**Figure collection entries**

--- Start ---

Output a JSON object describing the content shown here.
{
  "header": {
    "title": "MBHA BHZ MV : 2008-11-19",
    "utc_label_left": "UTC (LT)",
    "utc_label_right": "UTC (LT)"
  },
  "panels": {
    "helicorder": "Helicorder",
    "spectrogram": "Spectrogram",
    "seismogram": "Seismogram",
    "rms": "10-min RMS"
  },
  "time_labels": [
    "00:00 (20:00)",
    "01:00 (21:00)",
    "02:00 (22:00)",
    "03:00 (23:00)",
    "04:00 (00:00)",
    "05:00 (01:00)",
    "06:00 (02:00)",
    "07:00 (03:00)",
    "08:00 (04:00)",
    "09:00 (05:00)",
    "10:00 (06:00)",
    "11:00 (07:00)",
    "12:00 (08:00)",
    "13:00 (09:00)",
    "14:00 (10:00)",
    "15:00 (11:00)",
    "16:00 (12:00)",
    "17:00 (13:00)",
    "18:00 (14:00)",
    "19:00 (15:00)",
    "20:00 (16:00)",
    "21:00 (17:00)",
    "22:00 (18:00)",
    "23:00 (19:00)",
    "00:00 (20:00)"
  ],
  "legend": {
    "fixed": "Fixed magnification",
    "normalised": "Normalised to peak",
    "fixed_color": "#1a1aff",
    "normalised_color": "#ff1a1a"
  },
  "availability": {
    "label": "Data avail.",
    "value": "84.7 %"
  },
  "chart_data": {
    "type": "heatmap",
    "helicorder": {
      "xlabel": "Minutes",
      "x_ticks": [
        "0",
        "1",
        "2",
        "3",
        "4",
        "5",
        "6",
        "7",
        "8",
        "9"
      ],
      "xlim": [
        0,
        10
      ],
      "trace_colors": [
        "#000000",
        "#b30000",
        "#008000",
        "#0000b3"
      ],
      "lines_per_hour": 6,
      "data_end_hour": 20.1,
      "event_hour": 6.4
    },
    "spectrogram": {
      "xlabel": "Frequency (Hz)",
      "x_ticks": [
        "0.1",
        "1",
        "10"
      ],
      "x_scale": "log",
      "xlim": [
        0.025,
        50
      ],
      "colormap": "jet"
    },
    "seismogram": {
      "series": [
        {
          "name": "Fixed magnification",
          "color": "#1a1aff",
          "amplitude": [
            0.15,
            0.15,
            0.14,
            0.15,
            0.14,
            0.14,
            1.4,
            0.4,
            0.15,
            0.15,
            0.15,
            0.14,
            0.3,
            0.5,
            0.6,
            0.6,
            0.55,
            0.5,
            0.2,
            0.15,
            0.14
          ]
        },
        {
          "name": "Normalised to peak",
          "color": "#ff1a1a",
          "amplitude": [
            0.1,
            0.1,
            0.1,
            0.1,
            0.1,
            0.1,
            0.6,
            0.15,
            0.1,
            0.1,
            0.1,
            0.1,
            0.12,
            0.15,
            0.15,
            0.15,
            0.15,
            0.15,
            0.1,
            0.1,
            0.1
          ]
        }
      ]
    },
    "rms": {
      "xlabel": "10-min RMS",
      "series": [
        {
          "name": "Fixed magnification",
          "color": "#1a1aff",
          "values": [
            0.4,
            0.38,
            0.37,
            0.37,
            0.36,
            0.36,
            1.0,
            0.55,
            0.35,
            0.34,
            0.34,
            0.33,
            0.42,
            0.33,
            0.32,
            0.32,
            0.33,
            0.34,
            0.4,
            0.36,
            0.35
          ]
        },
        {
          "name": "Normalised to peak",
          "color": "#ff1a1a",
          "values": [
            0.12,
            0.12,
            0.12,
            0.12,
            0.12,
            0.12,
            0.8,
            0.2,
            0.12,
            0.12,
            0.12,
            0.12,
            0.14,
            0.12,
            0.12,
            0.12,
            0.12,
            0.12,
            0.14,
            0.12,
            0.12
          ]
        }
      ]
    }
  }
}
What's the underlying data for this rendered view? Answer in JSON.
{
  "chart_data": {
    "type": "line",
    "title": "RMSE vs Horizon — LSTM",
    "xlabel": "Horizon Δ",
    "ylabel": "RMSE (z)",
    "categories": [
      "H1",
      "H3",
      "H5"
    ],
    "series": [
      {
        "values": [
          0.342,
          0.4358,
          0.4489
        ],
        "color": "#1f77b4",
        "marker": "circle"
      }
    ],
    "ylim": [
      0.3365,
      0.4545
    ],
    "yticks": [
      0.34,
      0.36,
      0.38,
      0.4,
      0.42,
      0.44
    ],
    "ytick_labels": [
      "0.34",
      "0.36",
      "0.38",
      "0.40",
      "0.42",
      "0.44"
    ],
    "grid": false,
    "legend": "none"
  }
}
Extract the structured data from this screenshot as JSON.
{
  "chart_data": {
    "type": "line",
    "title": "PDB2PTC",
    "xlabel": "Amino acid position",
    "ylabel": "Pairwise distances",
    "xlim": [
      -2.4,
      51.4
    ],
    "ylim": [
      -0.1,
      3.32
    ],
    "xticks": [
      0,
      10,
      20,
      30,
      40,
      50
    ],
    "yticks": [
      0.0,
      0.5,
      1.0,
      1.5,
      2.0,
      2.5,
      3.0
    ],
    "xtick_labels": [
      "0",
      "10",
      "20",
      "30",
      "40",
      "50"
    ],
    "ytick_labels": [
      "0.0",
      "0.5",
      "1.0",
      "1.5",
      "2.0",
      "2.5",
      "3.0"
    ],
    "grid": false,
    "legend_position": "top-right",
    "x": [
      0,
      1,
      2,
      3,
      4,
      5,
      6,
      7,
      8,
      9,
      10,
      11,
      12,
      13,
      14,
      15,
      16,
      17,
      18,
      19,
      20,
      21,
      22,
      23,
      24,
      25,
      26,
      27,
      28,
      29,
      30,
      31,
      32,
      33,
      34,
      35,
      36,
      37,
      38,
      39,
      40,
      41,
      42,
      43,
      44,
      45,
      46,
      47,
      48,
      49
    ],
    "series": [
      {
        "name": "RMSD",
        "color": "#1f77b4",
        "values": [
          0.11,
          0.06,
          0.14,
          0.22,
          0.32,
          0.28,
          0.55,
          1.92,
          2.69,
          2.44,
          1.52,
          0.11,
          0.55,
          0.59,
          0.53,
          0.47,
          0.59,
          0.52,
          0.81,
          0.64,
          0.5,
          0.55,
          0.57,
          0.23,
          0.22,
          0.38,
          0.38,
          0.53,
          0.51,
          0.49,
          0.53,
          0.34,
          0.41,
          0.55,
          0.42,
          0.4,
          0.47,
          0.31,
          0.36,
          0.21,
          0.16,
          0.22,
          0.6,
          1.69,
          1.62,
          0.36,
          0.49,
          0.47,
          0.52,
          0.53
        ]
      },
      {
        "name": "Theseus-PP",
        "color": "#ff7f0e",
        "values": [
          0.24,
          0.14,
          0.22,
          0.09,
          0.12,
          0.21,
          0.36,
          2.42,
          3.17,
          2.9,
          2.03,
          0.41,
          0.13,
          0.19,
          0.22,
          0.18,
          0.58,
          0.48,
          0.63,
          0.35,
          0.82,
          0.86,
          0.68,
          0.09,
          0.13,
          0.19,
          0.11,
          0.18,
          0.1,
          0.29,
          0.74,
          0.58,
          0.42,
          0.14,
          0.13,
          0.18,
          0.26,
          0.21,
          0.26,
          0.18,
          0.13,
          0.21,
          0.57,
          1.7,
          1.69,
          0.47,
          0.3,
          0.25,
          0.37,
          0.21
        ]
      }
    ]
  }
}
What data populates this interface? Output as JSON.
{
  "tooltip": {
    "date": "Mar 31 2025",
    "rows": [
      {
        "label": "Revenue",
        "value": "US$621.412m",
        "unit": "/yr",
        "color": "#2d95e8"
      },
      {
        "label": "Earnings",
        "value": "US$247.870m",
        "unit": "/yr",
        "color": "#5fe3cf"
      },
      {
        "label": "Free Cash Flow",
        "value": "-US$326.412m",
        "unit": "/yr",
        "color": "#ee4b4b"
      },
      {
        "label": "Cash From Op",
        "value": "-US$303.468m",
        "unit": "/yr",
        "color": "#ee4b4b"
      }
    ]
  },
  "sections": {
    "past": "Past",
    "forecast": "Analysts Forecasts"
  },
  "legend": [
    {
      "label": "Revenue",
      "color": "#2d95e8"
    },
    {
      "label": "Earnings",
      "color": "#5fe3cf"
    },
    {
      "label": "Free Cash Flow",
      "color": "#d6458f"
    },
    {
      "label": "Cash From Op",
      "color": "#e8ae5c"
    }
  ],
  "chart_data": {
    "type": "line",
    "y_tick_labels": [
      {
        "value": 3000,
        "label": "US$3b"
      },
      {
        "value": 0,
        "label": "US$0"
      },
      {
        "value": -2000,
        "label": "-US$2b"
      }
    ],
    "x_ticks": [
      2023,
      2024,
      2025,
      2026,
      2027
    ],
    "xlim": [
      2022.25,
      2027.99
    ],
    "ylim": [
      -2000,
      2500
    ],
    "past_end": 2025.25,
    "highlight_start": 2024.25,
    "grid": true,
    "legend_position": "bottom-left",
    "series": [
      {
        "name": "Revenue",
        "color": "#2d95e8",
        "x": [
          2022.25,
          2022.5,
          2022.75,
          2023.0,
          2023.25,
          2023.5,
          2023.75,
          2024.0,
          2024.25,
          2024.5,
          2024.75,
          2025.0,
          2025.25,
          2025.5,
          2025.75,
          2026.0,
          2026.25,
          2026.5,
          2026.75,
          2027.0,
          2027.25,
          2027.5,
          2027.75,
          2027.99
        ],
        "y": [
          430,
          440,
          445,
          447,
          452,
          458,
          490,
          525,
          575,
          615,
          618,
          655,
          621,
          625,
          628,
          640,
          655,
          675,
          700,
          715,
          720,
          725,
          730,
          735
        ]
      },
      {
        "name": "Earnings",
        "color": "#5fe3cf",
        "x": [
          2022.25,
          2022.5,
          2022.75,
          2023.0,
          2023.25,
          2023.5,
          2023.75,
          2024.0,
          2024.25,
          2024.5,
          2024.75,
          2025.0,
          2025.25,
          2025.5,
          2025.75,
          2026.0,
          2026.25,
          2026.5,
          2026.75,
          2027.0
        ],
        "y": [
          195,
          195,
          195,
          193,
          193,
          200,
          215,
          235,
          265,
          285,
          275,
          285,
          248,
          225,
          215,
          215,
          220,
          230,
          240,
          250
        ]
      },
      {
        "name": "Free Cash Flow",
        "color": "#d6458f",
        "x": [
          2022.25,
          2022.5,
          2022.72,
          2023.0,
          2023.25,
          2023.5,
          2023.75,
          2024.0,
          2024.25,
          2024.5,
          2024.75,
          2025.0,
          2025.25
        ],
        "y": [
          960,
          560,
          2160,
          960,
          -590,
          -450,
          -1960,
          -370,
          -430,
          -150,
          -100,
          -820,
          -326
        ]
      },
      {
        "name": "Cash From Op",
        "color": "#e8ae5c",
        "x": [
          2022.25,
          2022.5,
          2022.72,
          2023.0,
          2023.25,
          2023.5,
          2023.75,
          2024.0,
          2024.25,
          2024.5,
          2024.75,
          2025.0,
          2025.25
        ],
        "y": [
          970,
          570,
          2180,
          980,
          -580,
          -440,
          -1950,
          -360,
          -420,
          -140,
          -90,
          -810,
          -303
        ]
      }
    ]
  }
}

--- End ---

**EXERCISE AIM**
Your answer should be a single number: the count of lines in the material above that contain "title".

**WRITTEN RESPONSE**
3